- [WRITTEN INSTRUCTION]
Report only how many lines hold the word "Stigmasterol".

(Stored items from a collection)

%%

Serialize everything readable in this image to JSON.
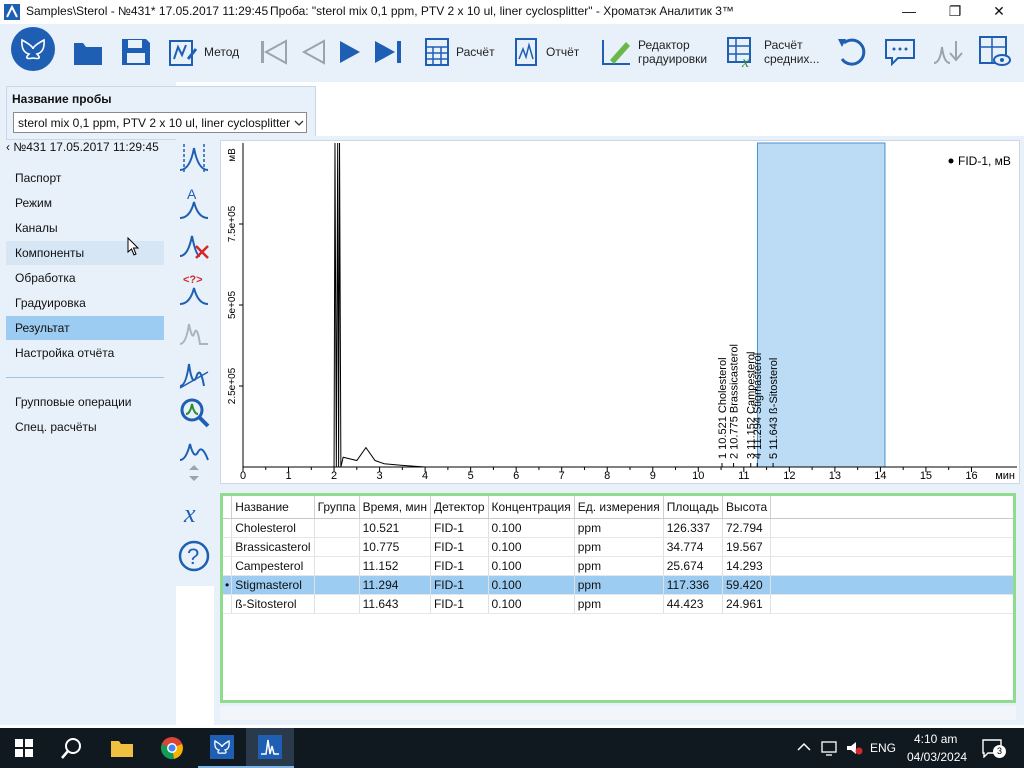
{
  "window": {
    "path": "Samples\\Sterol - №431* 17.05.2017 11:29:45",
    "title": "Проба: \"sterol mix 0,1 ppm, PTV 2 x 10 ul, liner cyclosplitter\" - Хроматэк Аналитик 3™",
    "minimize": "—",
    "maximize": "❐",
    "close": "✕"
  },
  "toolbar": {
    "method": "Метод",
    "calc": "Расчёт",
    "report": "Отчёт",
    "calib_editor_1": "Редактор",
    "calib_editor_2": "градуировки",
    "calc_avg_1": "Расчёт",
    "calc_avg_2": "средних..."
  },
  "sample": {
    "label": "Название пробы",
    "value": "sterol mix 0,1 ppm, PTV 2 x 10 ul, liner cyclosplitter"
  },
  "nav": {
    "back": "№431 17.05.2017 11:29:45",
    "items": [
      "Паспорт",
      "Режим",
      "Каналы",
      "Компоненты",
      "Обработка",
      "Градуировка",
      "Результат",
      "Настройка отчёта"
    ],
    "extra": [
      "Групповые операции",
      "Спец. расчёты"
    ]
  },
  "colors": {
    "accent": "#1e5fb4",
    "selection": "#9cccf1",
    "table_border": "#8fdc8f",
    "band": "#bcdcf5"
  },
  "chart_data": {
    "type": "line",
    "ylabel": "мВ",
    "xlabel": "мин",
    "yticks": [
      "2.5e+05",
      "5e+05",
      "7.5e+05"
    ],
    "xticks": [
      "0",
      "1",
      "2",
      "3",
      "4",
      "5",
      "6",
      "7",
      "8",
      "9",
      "10",
      "11",
      "12",
      "13",
      "14",
      "15",
      "16"
    ],
    "xlim": [
      0,
      17
    ],
    "ylim": [
      0,
      1000000
    ],
    "legend": "FID-1, мВ",
    "legend_position": "top-right",
    "selected_range": [
      11.3,
      14.1
    ],
    "series": [
      {
        "name": "FID-1, мВ",
        "x": [
          0.0,
          2.0,
          2.02,
          2.05,
          2.08,
          2.1,
          2.12,
          2.15,
          2.2,
          2.5,
          2.7,
          2.9,
          3.1,
          3.5,
          4.0,
          5.0,
          17.0
        ],
        "y": [
          0,
          0,
          1000000,
          0,
          1000000,
          0,
          1000000,
          0,
          30000,
          20000,
          60000,
          20000,
          10000,
          5000,
          0,
          0,
          0
        ]
      }
    ],
    "peaks": [
      {
        "label": "1 10.521  Cholesterol",
        "x": 10.521
      },
      {
        "label": "2 10.775  Brassicasterol",
        "x": 10.775
      },
      {
        "label": "3 11.152  Campesterol",
        "x": 11.152
      },
      {
        "label": "4 11.294  Stigmasterol",
        "x": 11.294
      },
      {
        "label": "5 11.643  ß-Sitosterol",
        "x": 11.643
      }
    ]
  },
  "table": {
    "headers": [
      "Название",
      "Группа",
      "Время, мин",
      "Детектор",
      "Концентрация",
      "Ед. измерения",
      "Площадь",
      "Высота"
    ],
    "rows": [
      [
        "Cholesterol",
        "",
        "10.521",
        "FID-1",
        "0.100",
        "ppm",
        "126.337",
        "72.794"
      ],
      [
        "Brassicasterol",
        "",
        "10.775",
        "FID-1",
        "0.100",
        "ppm",
        "34.774",
        "19.567"
      ],
      [
        "Campesterol",
        "",
        "11.152",
        "FID-1",
        "0.100",
        "ppm",
        "25.674",
        "14.293"
      ],
      [
        "Stigmasterol",
        "",
        "11.294",
        "FID-1",
        "0.100",
        "ppm",
        "117.336",
        "59.420"
      ],
      [
        "ß-Sitosterol",
        "",
        "11.643",
        "FID-1",
        "0.100",
        "ppm",
        "44.423",
        "24.961"
      ]
    ],
    "selected_row": 3,
    "selected_marker": "•"
  },
  "taskbar": {
    "lang": "ENG",
    "time": "4:10 am",
    "date": "04/03/2024",
    "notifications": "3"
  }
}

%%

- [COMPLETE ANSWER]
2